Leave the pictures out and print every record below exactly as it stands.
■ ■ ■ ■ ■
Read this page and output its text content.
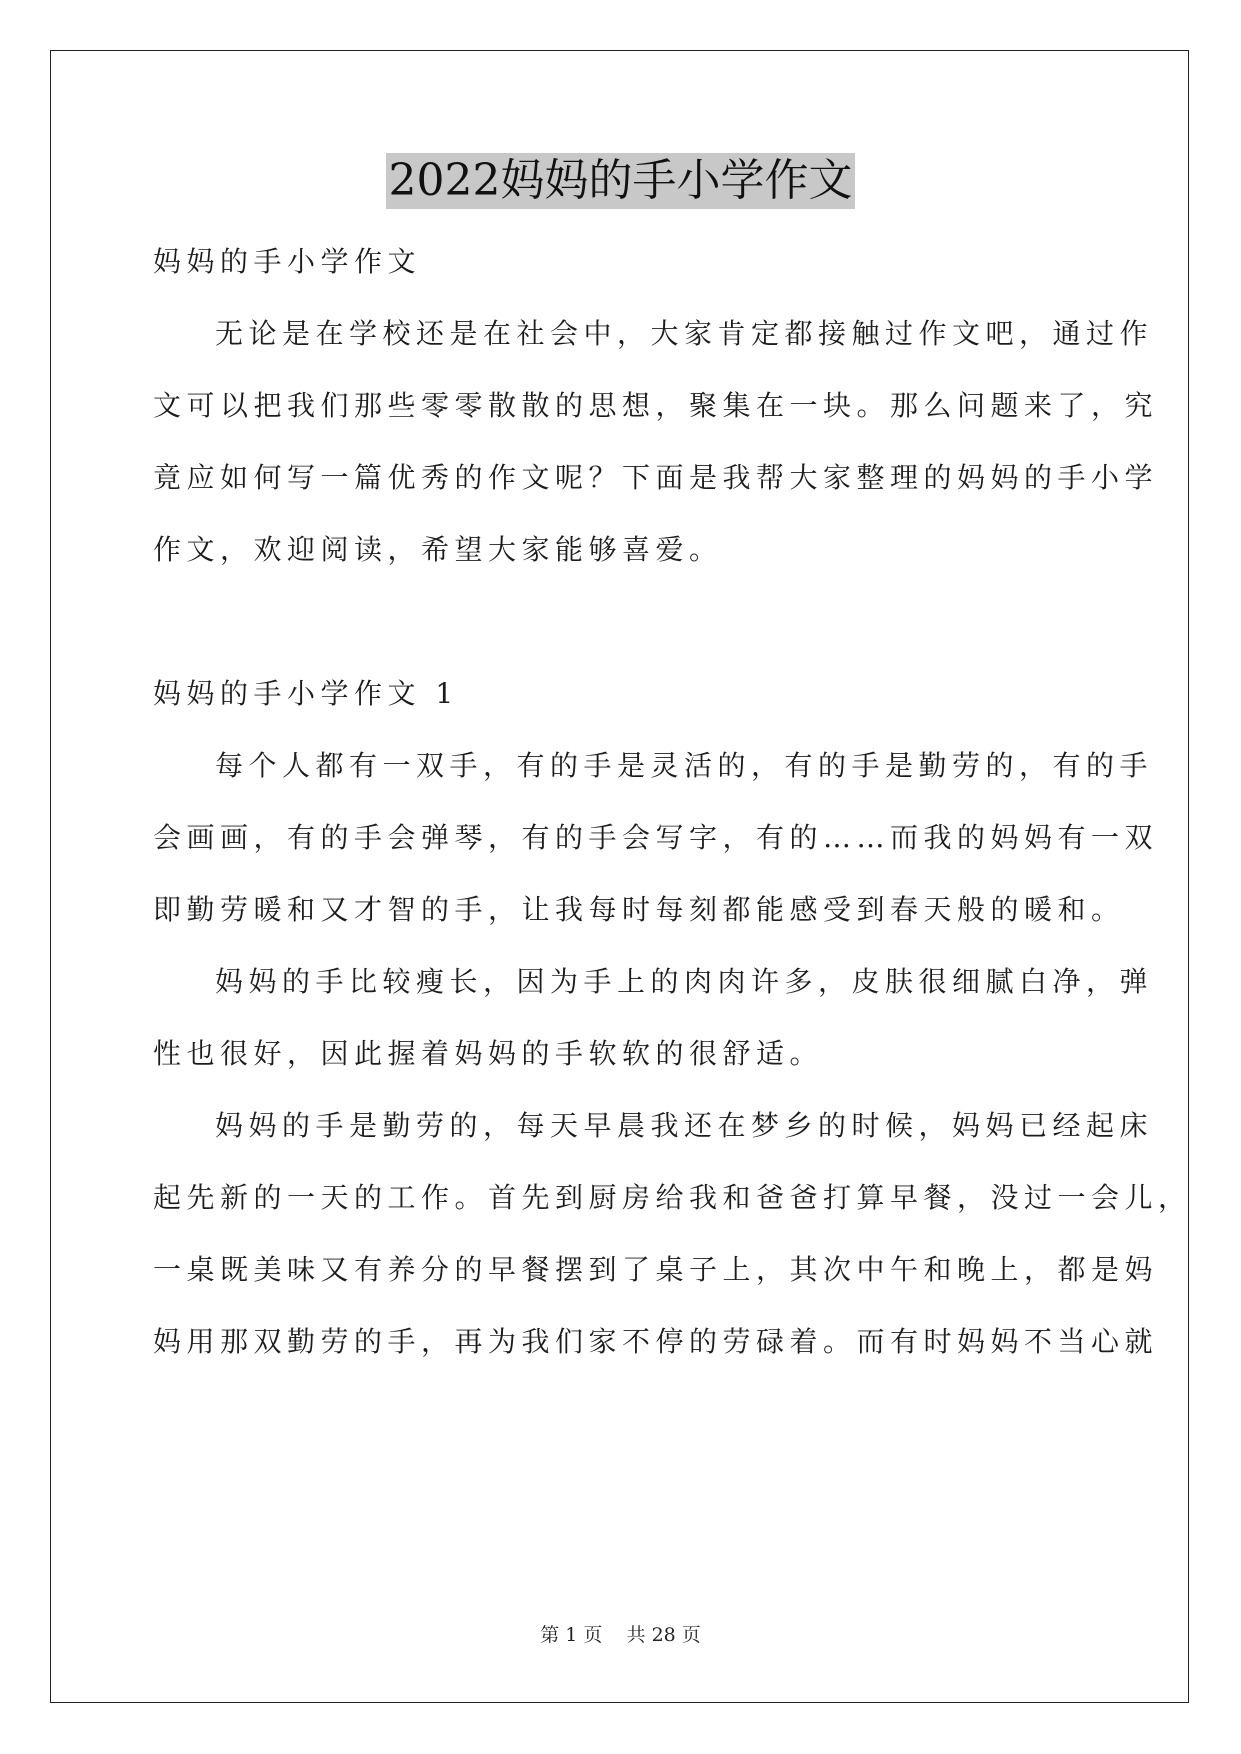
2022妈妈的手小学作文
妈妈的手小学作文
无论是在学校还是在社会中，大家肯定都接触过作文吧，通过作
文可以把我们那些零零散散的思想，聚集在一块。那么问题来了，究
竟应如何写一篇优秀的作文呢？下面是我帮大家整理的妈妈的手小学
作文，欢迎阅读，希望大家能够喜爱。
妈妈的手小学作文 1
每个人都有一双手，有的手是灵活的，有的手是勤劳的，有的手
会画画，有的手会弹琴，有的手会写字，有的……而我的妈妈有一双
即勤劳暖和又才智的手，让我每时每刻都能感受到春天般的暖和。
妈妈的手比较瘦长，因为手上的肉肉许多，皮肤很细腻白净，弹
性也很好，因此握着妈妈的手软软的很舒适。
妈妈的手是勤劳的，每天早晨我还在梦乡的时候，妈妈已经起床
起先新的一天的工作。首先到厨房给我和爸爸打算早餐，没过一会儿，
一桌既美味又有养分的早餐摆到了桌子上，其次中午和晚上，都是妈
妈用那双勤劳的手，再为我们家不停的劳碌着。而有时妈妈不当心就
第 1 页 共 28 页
■ ■ ■ ■ ■
Output for this task
Read this page and output its text content.
2022妈妈的手小学作文
妈妈的手小学作文
无论是在学校还是在社会中，大家肯定都接触过作文吧，通过作
文可以把我们那些零零散散的思想，聚集在一块。那么问题来了，究
竟应如何写一篇优秀的作文呢？下面是我帮大家整理的妈妈的手小学
作文，欢迎阅读，希望大家能够喜爱。
妈妈的手小学作文 1
每个人都有一双手，有的手是灵活的，有的手是勤劳的，有的手
会画画，有的手会弹琴，有的手会写字，有的……而我的妈妈有一双
即勤劳暖和又才智的手，让我每时每刻都能感受到春天般的暖和。
妈妈的手比较瘦长，因为手上的肉肉许多，皮肤很细腻白净，弹
性也很好，因此握着妈妈的手软软的很舒适。
妈妈的手是勤劳的，每天早晨我还在梦乡的时候，妈妈已经起床
起先新的一天的工作。首先到厨房给我和爸爸打算早餐，没过一会儿，
一桌既美味又有养分的早餐摆到了桌子上，其次中午和晚上，都是妈
妈用那双勤劳的手，再为我们家不停的劳碌着。而有时妈妈不当心就
第 1 页 共 28 页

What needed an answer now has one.